→ Information supplied:
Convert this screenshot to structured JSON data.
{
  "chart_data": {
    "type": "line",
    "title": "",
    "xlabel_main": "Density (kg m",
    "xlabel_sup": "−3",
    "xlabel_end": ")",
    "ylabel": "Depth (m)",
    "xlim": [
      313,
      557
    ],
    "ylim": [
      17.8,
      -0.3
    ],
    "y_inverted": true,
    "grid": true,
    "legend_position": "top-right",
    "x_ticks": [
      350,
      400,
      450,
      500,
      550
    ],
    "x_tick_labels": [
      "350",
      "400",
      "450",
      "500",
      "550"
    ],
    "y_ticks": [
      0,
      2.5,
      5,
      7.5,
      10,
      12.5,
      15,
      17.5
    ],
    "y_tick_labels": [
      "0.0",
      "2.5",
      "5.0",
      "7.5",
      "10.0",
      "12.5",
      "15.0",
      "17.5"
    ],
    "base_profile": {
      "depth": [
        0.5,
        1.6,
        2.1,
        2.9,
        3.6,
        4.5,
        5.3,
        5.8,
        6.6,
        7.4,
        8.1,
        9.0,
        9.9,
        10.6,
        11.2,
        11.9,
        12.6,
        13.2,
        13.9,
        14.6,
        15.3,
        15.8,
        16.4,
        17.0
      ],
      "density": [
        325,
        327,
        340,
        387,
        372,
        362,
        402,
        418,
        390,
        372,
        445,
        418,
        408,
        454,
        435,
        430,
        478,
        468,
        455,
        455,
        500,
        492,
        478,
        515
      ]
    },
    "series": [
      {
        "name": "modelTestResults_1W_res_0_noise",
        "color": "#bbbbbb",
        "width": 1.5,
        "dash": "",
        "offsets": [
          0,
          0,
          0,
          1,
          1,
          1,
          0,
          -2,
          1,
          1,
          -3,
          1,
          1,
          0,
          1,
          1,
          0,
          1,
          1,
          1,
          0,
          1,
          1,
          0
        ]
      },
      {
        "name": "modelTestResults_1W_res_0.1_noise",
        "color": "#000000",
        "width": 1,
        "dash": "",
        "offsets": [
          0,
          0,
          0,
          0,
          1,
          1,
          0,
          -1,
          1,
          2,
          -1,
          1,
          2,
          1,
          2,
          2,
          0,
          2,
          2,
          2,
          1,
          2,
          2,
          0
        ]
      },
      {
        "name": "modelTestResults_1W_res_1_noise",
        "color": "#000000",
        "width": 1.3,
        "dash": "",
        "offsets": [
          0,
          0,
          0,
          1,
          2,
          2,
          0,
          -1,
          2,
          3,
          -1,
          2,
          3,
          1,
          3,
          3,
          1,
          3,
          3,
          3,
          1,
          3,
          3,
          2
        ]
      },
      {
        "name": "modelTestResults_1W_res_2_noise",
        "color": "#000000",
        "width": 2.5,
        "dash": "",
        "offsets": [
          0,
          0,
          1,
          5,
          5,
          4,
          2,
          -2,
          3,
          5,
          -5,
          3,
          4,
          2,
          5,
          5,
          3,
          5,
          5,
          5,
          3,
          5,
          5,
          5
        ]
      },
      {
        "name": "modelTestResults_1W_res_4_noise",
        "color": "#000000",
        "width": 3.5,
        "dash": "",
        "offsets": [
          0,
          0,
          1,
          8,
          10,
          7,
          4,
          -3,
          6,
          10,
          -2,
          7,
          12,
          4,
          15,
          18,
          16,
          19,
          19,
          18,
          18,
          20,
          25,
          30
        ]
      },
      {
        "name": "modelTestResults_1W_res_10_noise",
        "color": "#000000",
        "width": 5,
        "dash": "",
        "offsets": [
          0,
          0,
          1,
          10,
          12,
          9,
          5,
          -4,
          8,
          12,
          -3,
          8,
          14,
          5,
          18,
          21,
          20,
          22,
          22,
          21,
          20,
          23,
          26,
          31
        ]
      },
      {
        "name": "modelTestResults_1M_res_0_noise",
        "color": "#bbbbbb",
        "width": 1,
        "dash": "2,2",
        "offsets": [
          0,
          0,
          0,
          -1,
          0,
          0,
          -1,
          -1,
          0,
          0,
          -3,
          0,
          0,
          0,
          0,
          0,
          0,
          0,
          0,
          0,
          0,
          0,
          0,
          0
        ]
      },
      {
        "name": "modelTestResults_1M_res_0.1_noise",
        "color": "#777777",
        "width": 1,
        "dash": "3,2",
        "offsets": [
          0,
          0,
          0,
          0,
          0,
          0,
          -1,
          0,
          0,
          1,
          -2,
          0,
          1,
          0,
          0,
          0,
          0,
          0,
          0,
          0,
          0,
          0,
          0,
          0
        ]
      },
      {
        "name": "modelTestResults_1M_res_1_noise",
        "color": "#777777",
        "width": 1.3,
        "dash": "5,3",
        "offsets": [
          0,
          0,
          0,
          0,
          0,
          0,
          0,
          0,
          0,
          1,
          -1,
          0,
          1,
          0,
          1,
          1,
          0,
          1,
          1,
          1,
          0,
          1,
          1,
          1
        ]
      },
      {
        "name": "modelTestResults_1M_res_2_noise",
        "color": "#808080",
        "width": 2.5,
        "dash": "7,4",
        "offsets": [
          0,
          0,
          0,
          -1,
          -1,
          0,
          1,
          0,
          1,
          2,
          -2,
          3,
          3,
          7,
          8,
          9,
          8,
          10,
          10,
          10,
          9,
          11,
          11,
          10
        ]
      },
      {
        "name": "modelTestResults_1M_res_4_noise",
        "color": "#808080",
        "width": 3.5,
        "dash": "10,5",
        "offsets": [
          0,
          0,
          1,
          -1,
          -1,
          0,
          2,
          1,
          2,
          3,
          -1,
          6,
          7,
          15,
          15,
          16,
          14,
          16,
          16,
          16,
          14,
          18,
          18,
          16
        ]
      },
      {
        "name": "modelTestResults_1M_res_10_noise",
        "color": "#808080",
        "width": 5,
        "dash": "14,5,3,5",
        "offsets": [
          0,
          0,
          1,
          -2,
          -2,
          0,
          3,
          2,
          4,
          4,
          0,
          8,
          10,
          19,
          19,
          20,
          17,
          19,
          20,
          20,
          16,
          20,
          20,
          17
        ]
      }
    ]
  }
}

→ Task description: Repeat every record, exactly as written.

→ Reply:
Convert this screenshot to structured JSON data.
{
  "chart_data": {
    "type": "line",
    "title": "",
    "xlabel_main": "Density (kg m",
    "xlabel_sup": "−3",
    "xlabel_end": ")",
    "ylabel": "Depth (m)",
    "xlim": [
      313,
      557
    ],
    "ylim": [
      17.8,
      -0.3
    ],
    "y_inverted": true,
    "grid": true,
    "legend_position": "top-right",
    "x_ticks": [
      350,
      400,
      450,
      500,
      550
    ],
    "x_tick_labels": [
      "350",
      "400",
      "450",
      "500",
      "550"
    ],
    "y_ticks": [
      0,
      2.5,
      5,
      7.5,
      10,
      12.5,
      15,
      17.5
    ],
    "y_tick_labels": [
      "0.0",
      "2.5",
      "5.0",
      "7.5",
      "10.0",
      "12.5",
      "15.0",
      "17.5"
    ],
    "base_profile": {
      "depth": [
        0.5,
        1.6,
        2.1,
        2.9,
        3.6,
        4.5,
        5.3,
        5.8,
        6.6,
        7.4,
        8.1,
        9.0,
        9.9,
        10.6,
        11.2,
        11.9,
        12.6,
        13.2,
        13.9,
        14.6,
        15.3,
        15.8,
        16.4,
        17.0
      ],
      "density": [
        325,
        327,
        340,
        387,
        372,
        362,
        402,
        418,
        390,
        372,
        445,
        418,
        408,
        454,
        435,
        430,
        478,
        468,
        455,
        455,
        500,
        492,
        478,
        515
      ]
    },
    "series": [
      {
        "name": "modelTestResults_1W_res_0_noise",
        "color": "#bbbbbb",
        "width": 1.5,
        "dash": "",
        "offsets": [
          0,
          0,
          0,
          1,
          1,
          1,
          0,
          -2,
          1,
          1,
          -3,
          1,
          1,
          0,
          1,
          1,
          0,
          1,
          1,
          1,
          0,
          1,
          1,
          0
        ]
      },
      {
        "name": "modelTestResults_1W_res_0.1_noise",
        "color": "#000000",
        "width": 1,
        "dash": "",
        "offsets": [
          0,
          0,
          0,
          0,
          1,
          1,
          0,
          -1,
          1,
          2,
          -1,
          1,
          2,
          1,
          2,
          2,
          0,
          2,
          2,
          2,
          1,
          2,
          2,
          0
        ]
      },
      {
        "name": "modelTestResults_1W_res_1_noise",
        "color": "#000000",
        "width": 1.3,
        "dash": "",
        "offsets": [
          0,
          0,
          0,
          1,
          2,
          2,
          0,
          -1,
          2,
          3,
          -1,
          2,
          3,
          1,
          3,
          3,
          1,
          3,
          3,
          3,
          1,
          3,
          3,
          2
        ]
      },
      {
        "name": "modelTestResults_1W_res_2_noise",
        "color": "#000000",
        "width": 2.5,
        "dash": "",
        "offsets": [
          0,
          0,
          1,
          5,
          5,
          4,
          2,
          -2,
          3,
          5,
          -5,
          3,
          4,
          2,
          5,
          5,
          3,
          5,
          5,
          5,
          3,
          5,
          5,
          5
        ]
      },
      {
        "name": "modelTestResults_1W_res_4_noise",
        "color": "#000000",
        "width": 3.5,
        "dash": "",
        "offsets": [
          0,
          0,
          1,
          8,
          10,
          7,
          4,
          -3,
          6,
          10,
          -2,
          7,
          12,
          4,
          15,
          18,
          16,
          19,
          19,
          18,
          18,
          20,
          25,
          30
        ]
      },
      {
        "name": "modelTestResults_1W_res_10_noise",
        "color": "#000000",
        "width": 5,
        "dash": "",
        "offsets": [
          0,
          0,
          1,
          10,
          12,
          9,
          5,
          -4,
          8,
          12,
          -3,
          8,
          14,
          5,
          18,
          21,
          20,
          22,
          22,
          21,
          20,
          23,
          26,
          31
        ]
      },
      {
        "name": "modelTestResults_1M_res_0_noise",
        "color": "#bbbbbb",
        "width": 1,
        "dash": "2,2",
        "offsets": [
          0,
          0,
          0,
          -1,
          0,
          0,
          -1,
          -1,
          0,
          0,
          -3,
          0,
          0,
          0,
          0,
          0,
          0,
          0,
          0,
          0,
          0,
          0,
          0,
          0
        ]
      },
      {
        "name": "modelTestResults_1M_res_0.1_noise",
        "color": "#777777",
        "width": 1,
        "dash": "3,2",
        "offsets": [
          0,
          0,
          0,
          0,
          0,
          0,
          -1,
          0,
          0,
          1,
          -2,
          0,
          1,
          0,
          0,
          0,
          0,
          0,
          0,
          0,
          0,
          0,
          0,
          0
        ]
      },
      {
        "name": "modelTestResults_1M_res_1_noise",
        "color": "#777777",
        "width": 1.3,
        "dash": "5,3",
        "offsets": [
          0,
          0,
          0,
          0,
          0,
          0,
          0,
          0,
          0,
          1,
          -1,
          0,
          1,
          0,
          1,
          1,
          0,
          1,
          1,
          1,
          0,
          1,
          1,
          1
        ]
      },
      {
        "name": "modelTestResults_1M_res_2_noise",
        "color": "#808080",
        "width": 2.5,
        "dash": "7,4",
        "offsets": [
          0,
          0,
          0,
          -1,
          -1,
          0,
          1,
          0,
          1,
          2,
          -2,
          3,
          3,
          7,
          8,
          9,
          8,
          10,
          10,
          10,
          9,
          11,
          11,
          10
        ]
      },
      {
        "name": "modelTestResults_1M_res_4_noise",
        "color": "#808080",
        "width": 3.5,
        "dash": "10,5",
        "offsets": [
          0,
          0,
          1,
          -1,
          -1,
          0,
          2,
          1,
          2,
          3,
          -1,
          6,
          7,
          15,
          15,
          16,
          14,
          16,
          16,
          16,
          14,
          18,
          18,
          16
        ]
      },
      {
        "name": "modelTestResults_1M_res_10_noise",
        "color": "#808080",
        "width": 5,
        "dash": "14,5,3,5",
        "offsets": [
          0,
          0,
          1,
          -2,
          -2,
          0,
          3,
          2,
          4,
          4,
          0,
          8,
          10,
          19,
          19,
          20,
          17,
          19,
          20,
          20,
          16,
          20,
          20,
          17
        ]
      }
    ]
  }
}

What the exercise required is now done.